• [Requirements]: Return, unchanged, the lines from the very beginning through the one that contains "v2-symbol: V xyxy=(309,395,327,423)", with both ends included.

[Raw records]
%%

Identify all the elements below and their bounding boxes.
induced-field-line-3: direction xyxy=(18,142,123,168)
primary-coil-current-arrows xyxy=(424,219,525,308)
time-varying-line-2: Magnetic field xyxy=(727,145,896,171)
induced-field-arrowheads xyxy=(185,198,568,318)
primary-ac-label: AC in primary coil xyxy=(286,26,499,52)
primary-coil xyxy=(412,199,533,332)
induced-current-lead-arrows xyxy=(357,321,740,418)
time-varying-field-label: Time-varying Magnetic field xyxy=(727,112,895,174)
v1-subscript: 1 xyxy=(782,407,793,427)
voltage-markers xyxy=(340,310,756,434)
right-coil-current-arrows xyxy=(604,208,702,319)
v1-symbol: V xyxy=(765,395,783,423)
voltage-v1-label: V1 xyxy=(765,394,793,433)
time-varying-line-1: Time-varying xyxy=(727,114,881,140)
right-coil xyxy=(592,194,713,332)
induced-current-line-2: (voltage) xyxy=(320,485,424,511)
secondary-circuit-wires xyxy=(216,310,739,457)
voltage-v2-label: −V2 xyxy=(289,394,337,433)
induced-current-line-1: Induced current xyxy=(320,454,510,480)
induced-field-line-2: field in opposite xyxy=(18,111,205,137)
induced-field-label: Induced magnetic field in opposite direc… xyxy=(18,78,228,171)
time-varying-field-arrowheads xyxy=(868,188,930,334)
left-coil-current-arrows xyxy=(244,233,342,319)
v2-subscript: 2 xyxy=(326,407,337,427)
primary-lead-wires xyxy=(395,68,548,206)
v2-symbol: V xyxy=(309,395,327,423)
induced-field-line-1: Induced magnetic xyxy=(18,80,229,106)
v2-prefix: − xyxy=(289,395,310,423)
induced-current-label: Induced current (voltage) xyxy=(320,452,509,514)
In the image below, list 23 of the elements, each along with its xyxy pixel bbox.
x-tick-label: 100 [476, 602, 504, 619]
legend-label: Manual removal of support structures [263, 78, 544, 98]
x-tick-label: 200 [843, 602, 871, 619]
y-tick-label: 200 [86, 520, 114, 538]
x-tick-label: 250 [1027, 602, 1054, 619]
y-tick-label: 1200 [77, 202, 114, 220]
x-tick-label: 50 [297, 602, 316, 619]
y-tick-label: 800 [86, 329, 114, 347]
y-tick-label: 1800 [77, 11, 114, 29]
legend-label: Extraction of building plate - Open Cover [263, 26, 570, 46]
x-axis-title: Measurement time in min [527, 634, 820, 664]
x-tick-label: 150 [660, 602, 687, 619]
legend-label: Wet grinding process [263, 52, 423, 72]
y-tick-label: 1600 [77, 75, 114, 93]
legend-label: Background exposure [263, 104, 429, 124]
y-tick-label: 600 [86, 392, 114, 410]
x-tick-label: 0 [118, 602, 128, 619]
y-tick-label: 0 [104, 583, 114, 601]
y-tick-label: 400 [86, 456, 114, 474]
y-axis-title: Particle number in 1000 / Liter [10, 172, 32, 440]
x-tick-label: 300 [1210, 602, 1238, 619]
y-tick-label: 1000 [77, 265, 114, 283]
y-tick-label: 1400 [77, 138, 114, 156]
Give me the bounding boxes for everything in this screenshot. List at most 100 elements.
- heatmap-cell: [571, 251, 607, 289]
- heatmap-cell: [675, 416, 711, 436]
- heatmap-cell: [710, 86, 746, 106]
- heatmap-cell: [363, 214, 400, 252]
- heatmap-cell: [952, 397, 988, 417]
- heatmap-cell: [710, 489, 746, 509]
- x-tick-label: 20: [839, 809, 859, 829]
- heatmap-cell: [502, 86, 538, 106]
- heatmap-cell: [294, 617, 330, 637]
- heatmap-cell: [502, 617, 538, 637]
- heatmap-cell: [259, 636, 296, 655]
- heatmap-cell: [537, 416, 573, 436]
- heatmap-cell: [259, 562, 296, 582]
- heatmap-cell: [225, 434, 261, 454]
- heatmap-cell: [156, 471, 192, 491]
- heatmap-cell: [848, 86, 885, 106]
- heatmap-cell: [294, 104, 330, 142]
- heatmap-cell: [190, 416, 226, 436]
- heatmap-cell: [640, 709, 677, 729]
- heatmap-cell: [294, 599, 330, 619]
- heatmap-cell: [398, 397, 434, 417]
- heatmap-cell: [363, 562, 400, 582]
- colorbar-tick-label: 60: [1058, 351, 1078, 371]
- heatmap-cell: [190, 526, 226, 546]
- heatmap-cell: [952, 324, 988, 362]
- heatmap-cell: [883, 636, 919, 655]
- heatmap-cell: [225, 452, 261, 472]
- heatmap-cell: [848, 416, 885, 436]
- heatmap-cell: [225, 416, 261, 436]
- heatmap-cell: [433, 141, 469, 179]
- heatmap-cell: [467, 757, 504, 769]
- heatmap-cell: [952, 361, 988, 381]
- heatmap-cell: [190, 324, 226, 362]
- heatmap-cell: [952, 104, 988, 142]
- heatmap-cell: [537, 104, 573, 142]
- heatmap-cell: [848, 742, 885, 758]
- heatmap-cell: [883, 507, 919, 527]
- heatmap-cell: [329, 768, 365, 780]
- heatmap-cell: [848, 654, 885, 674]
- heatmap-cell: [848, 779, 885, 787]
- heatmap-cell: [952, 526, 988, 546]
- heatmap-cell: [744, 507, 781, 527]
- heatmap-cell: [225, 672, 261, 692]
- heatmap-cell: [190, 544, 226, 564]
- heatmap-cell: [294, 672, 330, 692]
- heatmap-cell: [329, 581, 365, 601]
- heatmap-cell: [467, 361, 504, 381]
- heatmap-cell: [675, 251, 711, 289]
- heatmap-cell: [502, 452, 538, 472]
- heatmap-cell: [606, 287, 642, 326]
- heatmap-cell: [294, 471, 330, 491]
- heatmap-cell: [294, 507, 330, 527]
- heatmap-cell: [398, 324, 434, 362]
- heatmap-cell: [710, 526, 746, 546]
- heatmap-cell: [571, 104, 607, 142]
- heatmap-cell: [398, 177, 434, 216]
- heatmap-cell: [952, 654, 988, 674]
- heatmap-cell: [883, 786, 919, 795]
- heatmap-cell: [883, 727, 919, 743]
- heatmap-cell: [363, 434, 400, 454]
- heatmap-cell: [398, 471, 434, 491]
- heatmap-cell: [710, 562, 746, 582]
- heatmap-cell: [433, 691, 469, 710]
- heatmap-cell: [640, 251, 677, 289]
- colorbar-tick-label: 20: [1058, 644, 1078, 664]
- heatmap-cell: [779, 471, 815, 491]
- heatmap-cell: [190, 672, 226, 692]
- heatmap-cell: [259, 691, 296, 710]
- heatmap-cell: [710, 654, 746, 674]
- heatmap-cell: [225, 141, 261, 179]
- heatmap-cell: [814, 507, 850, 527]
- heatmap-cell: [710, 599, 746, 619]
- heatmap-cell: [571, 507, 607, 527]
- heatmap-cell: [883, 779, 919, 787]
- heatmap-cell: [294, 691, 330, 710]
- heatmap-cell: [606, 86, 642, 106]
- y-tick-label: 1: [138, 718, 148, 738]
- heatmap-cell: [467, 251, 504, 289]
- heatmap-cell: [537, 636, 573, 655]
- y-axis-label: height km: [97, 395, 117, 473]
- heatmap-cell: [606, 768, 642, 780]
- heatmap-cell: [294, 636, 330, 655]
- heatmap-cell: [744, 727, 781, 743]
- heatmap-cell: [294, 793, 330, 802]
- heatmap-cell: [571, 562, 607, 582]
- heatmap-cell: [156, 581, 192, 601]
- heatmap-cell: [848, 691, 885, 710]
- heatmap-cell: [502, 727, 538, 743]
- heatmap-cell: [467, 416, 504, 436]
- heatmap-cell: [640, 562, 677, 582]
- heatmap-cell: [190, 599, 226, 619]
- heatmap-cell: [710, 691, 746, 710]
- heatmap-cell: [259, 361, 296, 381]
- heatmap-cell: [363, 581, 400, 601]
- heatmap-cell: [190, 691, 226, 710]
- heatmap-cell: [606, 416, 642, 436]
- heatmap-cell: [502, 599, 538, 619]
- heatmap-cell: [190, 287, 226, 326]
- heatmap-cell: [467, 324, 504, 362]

%%

• [Output for this task]:
Identify all the elements below and their bounding boxes.
induced-field-line-3: direction xyxy=(18,142,123,168)
primary-coil-current-arrows xyxy=(424,219,525,308)
time-varying-line-2: Magnetic field xyxy=(727,145,896,171)
induced-field-arrowheads xyxy=(185,198,568,318)
primary-ac-label: AC in primary coil xyxy=(286,26,499,52)
primary-coil xyxy=(412,199,533,332)
induced-current-lead-arrows xyxy=(357,321,740,418)
time-varying-field-label: Time-varying Magnetic field xyxy=(727,112,895,174)
v1-subscript: 1 xyxy=(782,407,793,427)
voltage-markers xyxy=(340,310,756,434)
right-coil-current-arrows xyxy=(604,208,702,319)
v1-symbol: V xyxy=(765,395,783,423)
voltage-v1-label: V1 xyxy=(765,394,793,433)
time-varying-line-1: Time-varying xyxy=(727,114,881,140)
right-coil xyxy=(592,194,713,332)
induced-current-line-2: (voltage) xyxy=(320,485,424,511)
secondary-circuit-wires xyxy=(216,310,739,457)
voltage-v2-label: −V2 xyxy=(289,394,337,433)
induced-current-line-1: Induced current xyxy=(320,454,510,480)
induced-field-line-2: field in opposite xyxy=(18,111,205,137)
induced-field-label: Induced magnetic field in opposite direc… xyxy=(18,78,228,171)
time-varying-field-arrowheads xyxy=(868,188,930,334)
left-coil-current-arrows xyxy=(244,233,342,319)
v2-subscript: 2 xyxy=(326,407,337,427)
primary-lead-wires xyxy=(395,68,548,206)
v2-symbol: V xyxy=(309,395,327,423)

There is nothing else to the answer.